*** EXCERPT ***

Archaeological site in Peru

Chacamarca Historic Sanctuary (Spanish: Santuario Histórico de Chacamarca), is a historical site in Junín Province, Junín, Peru. The sanctuary protects the site of the Battle of Junín and archaeological remains of the Pumpush culture.

== History ==
Prior to the arrival of the conquistadors, the area was occupied by the Pumpush and the Yarovilca cultures and after them, the Incas. The Incas occupied the area gradually and integrated it to the rest of the empire through the Capac Ñan (Inca road system). As a result, an Inca settlement flourished at Chacamarca.

The Battle of Junín, which was fought on 6 August 1824, is regarded as one of the definite episodes in the Peruvian War of Independence, which helped to bring to an end the Spanish rule in Peru and the Americas.

The historical sanctuary was established on 7 August 1974, to preserve the historic site of the Battle of Junín, by a decree during the dictatorship of General Juan Velasco Alvarado.

== Geography ==
This historic landmark is located at 4105 m of elevation in a high andean plain known as Pampa de Junín. The historic sanctuary spans an area of 2500 hectare.

*** End of EXCERPT ***
*** GIVEN DATA ***

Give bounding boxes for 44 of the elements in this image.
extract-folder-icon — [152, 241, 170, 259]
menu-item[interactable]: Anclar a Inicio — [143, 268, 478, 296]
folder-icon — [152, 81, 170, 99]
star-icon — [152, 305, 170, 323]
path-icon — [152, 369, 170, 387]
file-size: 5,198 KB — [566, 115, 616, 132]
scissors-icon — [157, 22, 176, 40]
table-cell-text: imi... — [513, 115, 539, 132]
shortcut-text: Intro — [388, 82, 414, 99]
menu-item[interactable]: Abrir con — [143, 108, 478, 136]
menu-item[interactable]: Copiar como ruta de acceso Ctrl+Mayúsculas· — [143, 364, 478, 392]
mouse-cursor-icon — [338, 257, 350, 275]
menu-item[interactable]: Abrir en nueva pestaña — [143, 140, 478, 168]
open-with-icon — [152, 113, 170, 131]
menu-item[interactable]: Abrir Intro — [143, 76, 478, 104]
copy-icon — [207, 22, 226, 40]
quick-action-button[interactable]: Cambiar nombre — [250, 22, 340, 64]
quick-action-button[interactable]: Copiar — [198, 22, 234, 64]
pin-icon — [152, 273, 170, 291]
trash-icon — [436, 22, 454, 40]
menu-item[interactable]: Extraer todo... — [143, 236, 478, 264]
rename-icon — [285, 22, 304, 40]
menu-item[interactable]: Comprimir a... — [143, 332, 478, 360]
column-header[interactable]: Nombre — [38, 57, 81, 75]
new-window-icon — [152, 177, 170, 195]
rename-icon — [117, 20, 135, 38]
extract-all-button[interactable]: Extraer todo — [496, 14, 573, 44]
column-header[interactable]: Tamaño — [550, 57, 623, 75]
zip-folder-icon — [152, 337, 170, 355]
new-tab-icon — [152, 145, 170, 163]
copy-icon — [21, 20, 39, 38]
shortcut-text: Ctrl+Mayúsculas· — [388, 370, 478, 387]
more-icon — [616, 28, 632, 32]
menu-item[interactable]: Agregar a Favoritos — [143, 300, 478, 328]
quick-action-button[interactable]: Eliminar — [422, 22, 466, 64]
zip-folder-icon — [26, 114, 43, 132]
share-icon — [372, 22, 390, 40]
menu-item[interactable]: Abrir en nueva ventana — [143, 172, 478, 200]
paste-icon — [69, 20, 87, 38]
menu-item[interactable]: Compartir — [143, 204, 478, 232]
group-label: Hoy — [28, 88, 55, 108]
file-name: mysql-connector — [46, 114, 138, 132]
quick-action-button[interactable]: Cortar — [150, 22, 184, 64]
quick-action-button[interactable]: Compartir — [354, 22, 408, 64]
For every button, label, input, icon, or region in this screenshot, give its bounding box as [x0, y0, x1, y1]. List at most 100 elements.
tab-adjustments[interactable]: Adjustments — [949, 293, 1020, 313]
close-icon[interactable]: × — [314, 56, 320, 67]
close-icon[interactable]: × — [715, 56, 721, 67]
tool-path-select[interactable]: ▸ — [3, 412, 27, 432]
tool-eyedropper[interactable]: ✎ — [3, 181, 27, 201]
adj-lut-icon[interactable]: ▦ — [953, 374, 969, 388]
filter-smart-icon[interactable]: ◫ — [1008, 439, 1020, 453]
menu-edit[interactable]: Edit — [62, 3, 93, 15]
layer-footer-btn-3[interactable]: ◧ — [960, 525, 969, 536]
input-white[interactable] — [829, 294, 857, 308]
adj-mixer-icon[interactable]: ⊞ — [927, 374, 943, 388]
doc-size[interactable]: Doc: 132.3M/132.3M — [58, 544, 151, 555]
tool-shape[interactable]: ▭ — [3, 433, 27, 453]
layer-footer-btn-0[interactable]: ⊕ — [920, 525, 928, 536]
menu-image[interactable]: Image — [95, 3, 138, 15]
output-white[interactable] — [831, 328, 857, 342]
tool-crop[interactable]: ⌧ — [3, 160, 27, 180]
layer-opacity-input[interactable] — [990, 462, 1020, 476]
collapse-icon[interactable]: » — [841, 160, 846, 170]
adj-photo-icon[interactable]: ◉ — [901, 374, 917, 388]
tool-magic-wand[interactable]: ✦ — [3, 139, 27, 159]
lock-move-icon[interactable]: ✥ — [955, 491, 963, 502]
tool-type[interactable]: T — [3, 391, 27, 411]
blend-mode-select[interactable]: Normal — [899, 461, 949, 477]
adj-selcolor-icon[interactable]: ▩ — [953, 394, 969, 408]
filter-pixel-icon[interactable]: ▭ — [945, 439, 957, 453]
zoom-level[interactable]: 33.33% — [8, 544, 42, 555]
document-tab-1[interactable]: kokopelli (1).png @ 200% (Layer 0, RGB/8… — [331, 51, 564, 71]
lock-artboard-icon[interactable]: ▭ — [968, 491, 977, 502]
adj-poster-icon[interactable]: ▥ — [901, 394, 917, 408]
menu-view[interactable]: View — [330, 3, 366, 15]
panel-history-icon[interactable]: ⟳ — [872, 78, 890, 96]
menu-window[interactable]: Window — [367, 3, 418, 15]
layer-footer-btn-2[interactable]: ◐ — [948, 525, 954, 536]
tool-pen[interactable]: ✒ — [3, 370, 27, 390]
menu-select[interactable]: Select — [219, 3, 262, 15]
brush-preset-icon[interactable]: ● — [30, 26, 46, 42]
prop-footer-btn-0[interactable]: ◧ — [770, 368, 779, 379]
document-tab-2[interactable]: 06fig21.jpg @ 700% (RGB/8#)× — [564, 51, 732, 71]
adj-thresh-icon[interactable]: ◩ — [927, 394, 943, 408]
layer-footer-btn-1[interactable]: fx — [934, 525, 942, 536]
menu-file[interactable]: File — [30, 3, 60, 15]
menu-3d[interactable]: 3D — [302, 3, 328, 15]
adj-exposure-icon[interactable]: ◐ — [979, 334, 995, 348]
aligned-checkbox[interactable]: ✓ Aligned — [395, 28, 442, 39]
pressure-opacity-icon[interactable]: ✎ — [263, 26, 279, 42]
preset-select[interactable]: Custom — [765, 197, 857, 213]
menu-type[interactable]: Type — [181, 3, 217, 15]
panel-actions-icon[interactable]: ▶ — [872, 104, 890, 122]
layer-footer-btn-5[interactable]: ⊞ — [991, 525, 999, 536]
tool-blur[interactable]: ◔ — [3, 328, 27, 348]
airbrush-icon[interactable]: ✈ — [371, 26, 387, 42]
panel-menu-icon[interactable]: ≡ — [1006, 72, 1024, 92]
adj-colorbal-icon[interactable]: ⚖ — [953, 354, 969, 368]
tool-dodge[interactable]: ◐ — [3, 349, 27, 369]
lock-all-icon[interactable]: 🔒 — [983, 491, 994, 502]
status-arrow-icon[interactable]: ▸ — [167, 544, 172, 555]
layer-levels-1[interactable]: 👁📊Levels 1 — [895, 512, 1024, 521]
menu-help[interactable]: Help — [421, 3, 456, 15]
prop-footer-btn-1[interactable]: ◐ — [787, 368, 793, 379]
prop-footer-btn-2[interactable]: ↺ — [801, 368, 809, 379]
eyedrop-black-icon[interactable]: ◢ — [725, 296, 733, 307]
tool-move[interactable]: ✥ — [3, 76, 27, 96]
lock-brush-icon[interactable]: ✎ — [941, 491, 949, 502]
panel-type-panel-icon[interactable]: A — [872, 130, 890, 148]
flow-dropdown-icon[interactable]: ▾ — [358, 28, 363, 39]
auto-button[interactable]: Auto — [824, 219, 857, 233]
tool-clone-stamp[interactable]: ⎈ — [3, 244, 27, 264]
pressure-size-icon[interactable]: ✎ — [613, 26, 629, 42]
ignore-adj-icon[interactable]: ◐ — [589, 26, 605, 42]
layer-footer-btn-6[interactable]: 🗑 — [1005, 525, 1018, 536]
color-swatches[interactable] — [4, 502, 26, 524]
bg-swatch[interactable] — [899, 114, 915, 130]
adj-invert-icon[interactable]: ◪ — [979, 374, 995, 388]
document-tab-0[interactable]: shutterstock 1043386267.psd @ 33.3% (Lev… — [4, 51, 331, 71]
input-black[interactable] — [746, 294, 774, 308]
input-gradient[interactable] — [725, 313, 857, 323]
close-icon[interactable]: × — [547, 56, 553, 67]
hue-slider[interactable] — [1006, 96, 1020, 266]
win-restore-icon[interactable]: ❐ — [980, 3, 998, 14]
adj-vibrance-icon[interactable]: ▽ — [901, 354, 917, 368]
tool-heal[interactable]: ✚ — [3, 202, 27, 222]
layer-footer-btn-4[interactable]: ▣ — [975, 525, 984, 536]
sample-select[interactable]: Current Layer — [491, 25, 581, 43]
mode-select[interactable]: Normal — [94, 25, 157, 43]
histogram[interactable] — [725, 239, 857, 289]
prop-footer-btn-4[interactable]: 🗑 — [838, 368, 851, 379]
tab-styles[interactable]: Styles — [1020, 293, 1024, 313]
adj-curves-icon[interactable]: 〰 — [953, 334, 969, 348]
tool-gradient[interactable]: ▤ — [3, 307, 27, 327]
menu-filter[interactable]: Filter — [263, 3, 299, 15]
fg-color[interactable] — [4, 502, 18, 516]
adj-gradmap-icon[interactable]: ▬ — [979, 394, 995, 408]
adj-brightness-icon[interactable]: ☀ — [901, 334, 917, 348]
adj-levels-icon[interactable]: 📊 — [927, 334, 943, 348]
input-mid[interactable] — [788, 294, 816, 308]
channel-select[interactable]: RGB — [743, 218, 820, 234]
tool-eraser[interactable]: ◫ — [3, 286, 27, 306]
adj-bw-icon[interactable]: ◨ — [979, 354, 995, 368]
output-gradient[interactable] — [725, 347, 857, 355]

*** End of GIVEN DATA ***

EXERCISE TASKS:
(a) According to the Chacamarca passage, on what date was the historical sanctuary established?
(b) Write a continuation of the Chacamarca passage that picks up after its final sentence.
This material has no connection to the Chacamarca passage.

ANSWER LIST:
(a) 7 August 1974

(b)
== Climate ==
The area has an annual average temperature of 4.8 °C. The rainy season spans from October to April; with an annual average precipitacion of 800 mm.

== Ecology ==

=== Flora ===
The sanctuary also protects part of the puna ecosystem, comprising grasslands and wetlands. Native plant species found at the site include: Festuca dolychophylla, Jarava ichu, Calamagrostris vicunarum, Carex ecuadorica, Alchemilla pinnata, Trichophorum rigidum, Astragalus garbancillo, Distichia muscoides, Plantago rigida, Werneria nubigena, Hypochaeris taraxacoides, Erythranthe glabrata, Gentiana sedifolia, Luzula peruviana, Acaulimalva crenata, Hordeum muticum, Aciachne pulvinata, Azorella diapensioides, Solanum acaule, etc.

=== Fauna ===
Bird species protected in the sanctuary include: the Puna tinamou, the Andean goose, the Andean flicker, the Puna ibis, the chiguanco thrush, the Andean lapwing, the aplomado falcon, Cinclodes spp., Raimondi's yellow finch, the variable hawk, Anas spp., the Andean hillstar, the black-winged ground dove, etc.

Among the mammals reported in the area are: the vicuña, Molina's hog-nosed skunk, the Andean fox, and the montane guinea pig.

== Activities ==
It is possible to visit the site and have a panoramic view of the plains from two hills inside the sanctuary. There are also archeological sites inside the sanctuary, like the colcas, which were Inca warehouses that once stored food and other goods.

== Environmental issues ==
Land tenure conflict with surrounding communities; livestock grazing; illegal hunting; illegal plant extraction and garbage dumping next to the sanctuary are the main issues that threaten the local biodiversity and the preservation of the site.